::: STORED DATA

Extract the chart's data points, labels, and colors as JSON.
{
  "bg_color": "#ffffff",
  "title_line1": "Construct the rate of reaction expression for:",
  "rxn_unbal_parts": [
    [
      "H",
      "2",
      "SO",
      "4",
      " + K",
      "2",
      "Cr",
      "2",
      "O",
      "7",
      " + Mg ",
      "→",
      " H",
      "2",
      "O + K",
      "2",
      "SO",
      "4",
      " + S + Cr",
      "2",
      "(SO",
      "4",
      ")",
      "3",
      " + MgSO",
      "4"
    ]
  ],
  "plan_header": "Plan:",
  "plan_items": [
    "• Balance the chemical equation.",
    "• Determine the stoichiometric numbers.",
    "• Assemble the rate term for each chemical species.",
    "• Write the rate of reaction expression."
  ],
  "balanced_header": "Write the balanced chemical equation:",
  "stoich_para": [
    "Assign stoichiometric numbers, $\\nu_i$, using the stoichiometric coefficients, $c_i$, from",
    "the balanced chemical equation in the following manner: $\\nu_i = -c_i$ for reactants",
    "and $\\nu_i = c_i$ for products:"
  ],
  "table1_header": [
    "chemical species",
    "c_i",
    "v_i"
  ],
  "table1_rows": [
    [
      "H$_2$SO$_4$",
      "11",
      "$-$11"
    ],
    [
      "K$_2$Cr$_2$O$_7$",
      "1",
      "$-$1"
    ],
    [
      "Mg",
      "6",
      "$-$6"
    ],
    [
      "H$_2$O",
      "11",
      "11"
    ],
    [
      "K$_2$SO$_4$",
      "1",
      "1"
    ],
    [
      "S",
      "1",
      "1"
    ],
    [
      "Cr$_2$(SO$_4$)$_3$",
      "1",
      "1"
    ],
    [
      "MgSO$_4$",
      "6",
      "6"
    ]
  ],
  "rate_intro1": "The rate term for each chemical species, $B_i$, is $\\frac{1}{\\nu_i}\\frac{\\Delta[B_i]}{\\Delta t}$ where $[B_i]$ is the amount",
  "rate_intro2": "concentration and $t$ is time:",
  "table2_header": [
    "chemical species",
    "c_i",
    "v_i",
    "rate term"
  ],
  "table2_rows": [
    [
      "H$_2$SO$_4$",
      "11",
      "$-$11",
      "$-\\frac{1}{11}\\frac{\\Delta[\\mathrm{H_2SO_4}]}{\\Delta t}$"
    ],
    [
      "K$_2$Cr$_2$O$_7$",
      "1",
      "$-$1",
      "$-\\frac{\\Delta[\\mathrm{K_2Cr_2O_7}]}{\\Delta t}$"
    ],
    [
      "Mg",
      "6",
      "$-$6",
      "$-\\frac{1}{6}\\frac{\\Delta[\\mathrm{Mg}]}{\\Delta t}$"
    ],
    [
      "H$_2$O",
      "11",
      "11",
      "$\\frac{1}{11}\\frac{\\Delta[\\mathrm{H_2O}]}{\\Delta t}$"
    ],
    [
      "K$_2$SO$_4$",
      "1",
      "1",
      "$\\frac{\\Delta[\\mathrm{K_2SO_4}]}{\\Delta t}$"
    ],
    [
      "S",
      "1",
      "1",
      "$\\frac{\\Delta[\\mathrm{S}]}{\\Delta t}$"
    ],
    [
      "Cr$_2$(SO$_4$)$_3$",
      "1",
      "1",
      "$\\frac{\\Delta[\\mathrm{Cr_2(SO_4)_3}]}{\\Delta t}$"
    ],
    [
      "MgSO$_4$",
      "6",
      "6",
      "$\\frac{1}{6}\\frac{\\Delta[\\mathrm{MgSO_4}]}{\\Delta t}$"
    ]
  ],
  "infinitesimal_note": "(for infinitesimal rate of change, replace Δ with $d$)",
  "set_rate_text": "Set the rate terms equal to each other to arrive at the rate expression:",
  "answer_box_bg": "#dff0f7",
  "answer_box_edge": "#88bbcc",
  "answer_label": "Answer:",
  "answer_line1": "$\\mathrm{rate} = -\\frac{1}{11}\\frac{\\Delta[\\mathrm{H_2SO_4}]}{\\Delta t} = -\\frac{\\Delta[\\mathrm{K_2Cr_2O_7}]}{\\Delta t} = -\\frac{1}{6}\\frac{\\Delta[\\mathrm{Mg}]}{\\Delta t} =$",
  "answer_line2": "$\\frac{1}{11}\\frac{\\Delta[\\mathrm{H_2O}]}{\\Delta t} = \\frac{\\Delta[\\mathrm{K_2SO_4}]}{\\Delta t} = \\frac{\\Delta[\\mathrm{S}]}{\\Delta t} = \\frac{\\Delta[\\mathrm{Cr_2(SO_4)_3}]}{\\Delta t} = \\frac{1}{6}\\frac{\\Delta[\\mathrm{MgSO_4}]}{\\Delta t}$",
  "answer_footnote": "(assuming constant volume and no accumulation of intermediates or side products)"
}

::::::

● **INSTRUCTIONS FOR THE TASK**
Copy out each line of the records that holds the string "Write".

● **WRITTEN RESPONSE**
    "• Write the rate of reaction expression."
  "balanced_header": "Write the balanced chemical equation:",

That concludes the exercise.